Your objective
Copy each line of the records that contains the word "Dames".

Records supplied
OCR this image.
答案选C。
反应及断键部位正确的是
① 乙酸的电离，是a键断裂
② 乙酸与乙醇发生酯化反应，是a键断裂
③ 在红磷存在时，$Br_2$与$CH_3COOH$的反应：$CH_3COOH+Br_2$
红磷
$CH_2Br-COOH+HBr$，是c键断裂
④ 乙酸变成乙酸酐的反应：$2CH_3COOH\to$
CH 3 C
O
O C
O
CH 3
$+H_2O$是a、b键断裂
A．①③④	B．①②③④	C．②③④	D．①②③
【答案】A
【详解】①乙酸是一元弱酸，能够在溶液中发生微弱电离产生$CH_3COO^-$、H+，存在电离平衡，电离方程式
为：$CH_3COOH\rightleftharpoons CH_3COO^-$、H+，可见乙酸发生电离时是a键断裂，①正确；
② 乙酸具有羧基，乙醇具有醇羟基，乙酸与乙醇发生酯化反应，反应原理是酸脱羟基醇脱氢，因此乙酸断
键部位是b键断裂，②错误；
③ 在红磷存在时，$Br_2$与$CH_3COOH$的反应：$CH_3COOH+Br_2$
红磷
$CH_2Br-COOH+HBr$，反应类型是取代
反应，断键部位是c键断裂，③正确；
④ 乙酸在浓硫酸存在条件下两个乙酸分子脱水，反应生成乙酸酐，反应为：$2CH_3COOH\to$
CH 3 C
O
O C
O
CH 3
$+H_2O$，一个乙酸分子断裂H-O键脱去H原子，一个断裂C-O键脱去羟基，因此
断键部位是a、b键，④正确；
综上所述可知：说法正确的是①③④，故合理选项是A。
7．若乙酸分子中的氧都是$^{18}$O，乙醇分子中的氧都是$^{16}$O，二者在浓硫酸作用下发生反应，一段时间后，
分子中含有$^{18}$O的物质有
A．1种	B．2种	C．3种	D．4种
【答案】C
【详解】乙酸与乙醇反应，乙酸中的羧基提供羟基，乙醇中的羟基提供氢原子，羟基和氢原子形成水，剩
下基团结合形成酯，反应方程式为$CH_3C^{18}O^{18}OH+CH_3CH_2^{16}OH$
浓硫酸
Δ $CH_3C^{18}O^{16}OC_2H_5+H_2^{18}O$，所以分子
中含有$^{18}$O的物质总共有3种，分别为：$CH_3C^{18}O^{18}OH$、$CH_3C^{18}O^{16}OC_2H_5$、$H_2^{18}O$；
...
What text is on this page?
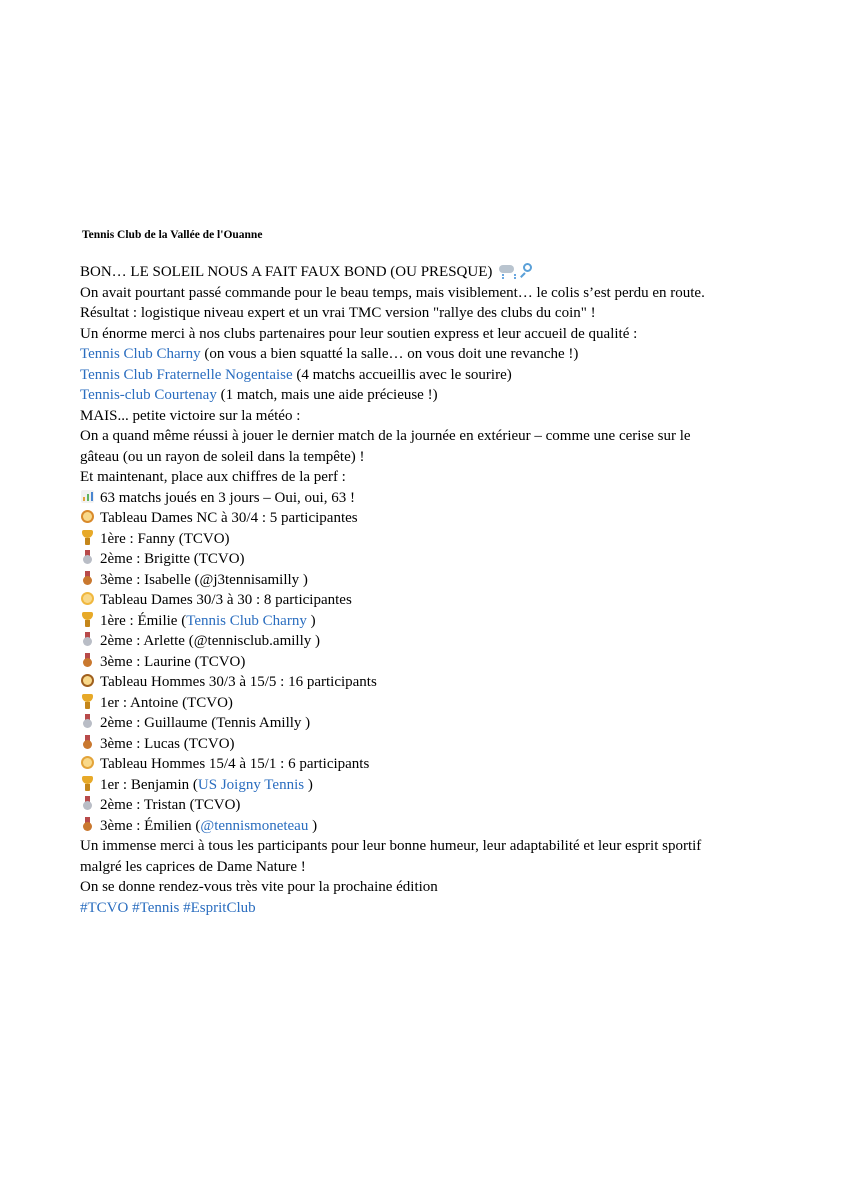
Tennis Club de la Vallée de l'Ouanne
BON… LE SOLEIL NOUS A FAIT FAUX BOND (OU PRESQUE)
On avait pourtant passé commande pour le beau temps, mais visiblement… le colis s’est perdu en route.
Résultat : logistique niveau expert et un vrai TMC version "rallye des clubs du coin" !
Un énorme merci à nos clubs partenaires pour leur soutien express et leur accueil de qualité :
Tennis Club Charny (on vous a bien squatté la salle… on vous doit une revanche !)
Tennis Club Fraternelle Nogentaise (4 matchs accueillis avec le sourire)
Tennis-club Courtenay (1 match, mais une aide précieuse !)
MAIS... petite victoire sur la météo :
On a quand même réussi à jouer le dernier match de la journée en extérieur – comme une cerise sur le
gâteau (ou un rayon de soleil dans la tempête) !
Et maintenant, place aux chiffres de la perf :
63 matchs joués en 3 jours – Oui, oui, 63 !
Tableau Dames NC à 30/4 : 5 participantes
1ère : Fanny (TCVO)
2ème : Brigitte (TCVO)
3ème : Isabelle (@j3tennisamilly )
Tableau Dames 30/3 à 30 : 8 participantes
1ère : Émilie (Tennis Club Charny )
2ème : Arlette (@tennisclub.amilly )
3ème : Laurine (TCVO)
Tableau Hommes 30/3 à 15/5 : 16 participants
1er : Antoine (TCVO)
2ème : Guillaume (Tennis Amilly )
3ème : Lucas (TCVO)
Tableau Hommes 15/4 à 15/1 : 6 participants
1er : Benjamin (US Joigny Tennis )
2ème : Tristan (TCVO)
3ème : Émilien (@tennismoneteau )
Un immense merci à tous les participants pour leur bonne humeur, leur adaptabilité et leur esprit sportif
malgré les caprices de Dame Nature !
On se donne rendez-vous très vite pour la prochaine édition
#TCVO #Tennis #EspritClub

Exercise output
Tableau Dames NC à 30/4 : 5 participantes
Tableau Dames 30/3 à 30 : 8 participantes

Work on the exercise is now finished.